Although a coworker responded that the employee should “hang in there,” the Board found that this
response suggested that the coworker “viewed [the original posts] to be a plea for emotional support” and
not an effort to induce group action. Accordingly, the post was “an individual gripe” and therefore not
concerted activity protected by the Act. 13
As these examples demonstrate, not all employee social media activity is protected. Further, as a recent
Administrative Law Judge’s decision in Karl Knauz Motors Inc. demonstrates, protected social media activity may not
shield an employee from all social media-related discipline. 14 In Knauz Motors, a BMW salesman posted photos and
comments about a recent car accident at an affiliated car dealership and also complaints and photos mocking the food
served at his employer’s sales promotional event, which the employee felt was inconsistent with BMW’s status as a
luxury brand. In addition to posting photos of the events, the employee commented that the food was limited to “chips .
. . [a] $2.00 cookie plate from Sam’s Club . . . semi fresh apples and oranges . . . [and] to top it all off, [a] Hot Dog
Cart.” While the ALJ found that the employee had engaged in protected concerted activity by posting the photos and
comments, which he discussed with his coworkers, the ALJ also found that the employee had not been terminated for
these comments. Rather, the ALJ agreed with the employer’s argument that the employee was terminated for posting
photos and comments mocking a recent car accident at an affiliated dealership. Because the ALJ found that these
photos and comments were not protected, he upheld the employer’s decision to terminate the employee. While it
remains to be seen whether the Acting General Counsel will file exceptions to this decision, Knauz Motors is a good
example of the fact-specific inquiries surrounding the application of established labor law to the social media arena.

* [Records provided]:

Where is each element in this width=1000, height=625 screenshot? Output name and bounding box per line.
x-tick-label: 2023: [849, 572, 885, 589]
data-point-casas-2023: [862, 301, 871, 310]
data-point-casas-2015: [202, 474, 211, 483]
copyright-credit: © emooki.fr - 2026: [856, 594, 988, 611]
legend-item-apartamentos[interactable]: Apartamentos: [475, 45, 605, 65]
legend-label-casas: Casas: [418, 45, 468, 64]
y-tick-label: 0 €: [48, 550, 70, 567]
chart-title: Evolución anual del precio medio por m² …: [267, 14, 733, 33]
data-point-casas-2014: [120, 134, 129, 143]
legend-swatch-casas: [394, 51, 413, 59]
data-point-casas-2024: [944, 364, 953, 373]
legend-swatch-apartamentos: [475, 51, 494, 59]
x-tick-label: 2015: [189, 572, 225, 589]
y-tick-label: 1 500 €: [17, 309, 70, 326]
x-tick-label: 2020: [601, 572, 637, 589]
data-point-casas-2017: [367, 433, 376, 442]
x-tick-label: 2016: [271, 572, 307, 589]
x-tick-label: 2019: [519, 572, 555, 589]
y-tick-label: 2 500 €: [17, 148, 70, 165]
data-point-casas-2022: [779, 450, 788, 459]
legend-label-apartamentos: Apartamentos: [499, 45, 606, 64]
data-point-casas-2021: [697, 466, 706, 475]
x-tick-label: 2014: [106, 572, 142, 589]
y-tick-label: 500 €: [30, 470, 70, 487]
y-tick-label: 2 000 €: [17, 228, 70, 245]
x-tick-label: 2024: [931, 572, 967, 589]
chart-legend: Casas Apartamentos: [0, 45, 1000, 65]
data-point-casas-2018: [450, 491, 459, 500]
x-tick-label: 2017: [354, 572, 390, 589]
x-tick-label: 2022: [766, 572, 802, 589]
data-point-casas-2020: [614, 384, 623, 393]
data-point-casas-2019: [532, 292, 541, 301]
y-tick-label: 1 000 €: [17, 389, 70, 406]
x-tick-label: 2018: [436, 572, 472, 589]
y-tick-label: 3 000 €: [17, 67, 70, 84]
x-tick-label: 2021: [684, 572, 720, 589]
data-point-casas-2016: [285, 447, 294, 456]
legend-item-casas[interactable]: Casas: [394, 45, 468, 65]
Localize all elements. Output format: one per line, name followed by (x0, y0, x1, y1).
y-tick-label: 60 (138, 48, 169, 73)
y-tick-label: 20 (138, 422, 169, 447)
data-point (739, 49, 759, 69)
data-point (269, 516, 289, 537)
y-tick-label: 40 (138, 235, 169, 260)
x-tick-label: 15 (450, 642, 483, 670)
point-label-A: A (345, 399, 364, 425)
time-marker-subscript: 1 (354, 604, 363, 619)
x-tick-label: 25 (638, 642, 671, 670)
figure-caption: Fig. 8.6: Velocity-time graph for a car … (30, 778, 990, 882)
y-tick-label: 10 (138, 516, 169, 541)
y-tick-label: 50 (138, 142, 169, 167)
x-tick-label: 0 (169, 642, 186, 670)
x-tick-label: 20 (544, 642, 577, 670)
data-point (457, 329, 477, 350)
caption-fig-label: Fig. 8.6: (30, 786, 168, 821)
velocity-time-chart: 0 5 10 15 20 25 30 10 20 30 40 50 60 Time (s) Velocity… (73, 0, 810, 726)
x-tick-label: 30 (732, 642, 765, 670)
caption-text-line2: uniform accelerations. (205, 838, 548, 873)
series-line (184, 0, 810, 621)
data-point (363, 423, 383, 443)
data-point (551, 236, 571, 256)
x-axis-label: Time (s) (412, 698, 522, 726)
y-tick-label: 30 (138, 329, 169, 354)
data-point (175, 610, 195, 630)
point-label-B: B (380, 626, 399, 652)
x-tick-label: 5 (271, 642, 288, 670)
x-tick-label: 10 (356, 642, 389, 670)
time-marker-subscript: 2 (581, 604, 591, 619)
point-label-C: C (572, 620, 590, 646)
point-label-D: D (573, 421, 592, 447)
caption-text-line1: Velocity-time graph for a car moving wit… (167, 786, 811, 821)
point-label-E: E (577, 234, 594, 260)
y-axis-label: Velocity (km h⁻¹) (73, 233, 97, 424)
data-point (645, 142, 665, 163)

* [Direction 1]:
Answer these questions about the labor law and social media passage:
(a) According to the Board, how did the coworker appear to view the original posts?
(b) With what did the salesman feel the food at the sales promotional event was inconsistent?
(c) For what conduct did the ALJ agree the employee had been terminated?
* [Direction 2]:
Pick up the labor law and social media passage after its final sentence and keep writing.
The material was drawn from a separate source.

* [Reply 1]:
(a) As "a plea for emotional support."
(b) BMW's status as a luxury brand.
(c) Posting photos and comments mocking a recent car accident at an affiliated dealership.

* [Reply 2]:
NLRB Reconsiders Rule Protecting Employers’ Witness Statements
As revealed by its invitation for briefing in Hawaii Tribune-Herald, the Board may be re-considering its thirty-year-old
policy on an employer’s duty to supply witness statements to a union taken during an investigation. 15 Historically,
witness statements have been considered confidential material that did not have to be turned over to a union. In
Anheuser-Busch, Inc., 16 the Board determined that an employer must satisfy two elements to prove the existence of a
protected witness statement: (1) that it assured the person giving the statement that the statement would remain
confidential; and (2) the person has drafted and signed the statement or otherwise adopted the statement as his own.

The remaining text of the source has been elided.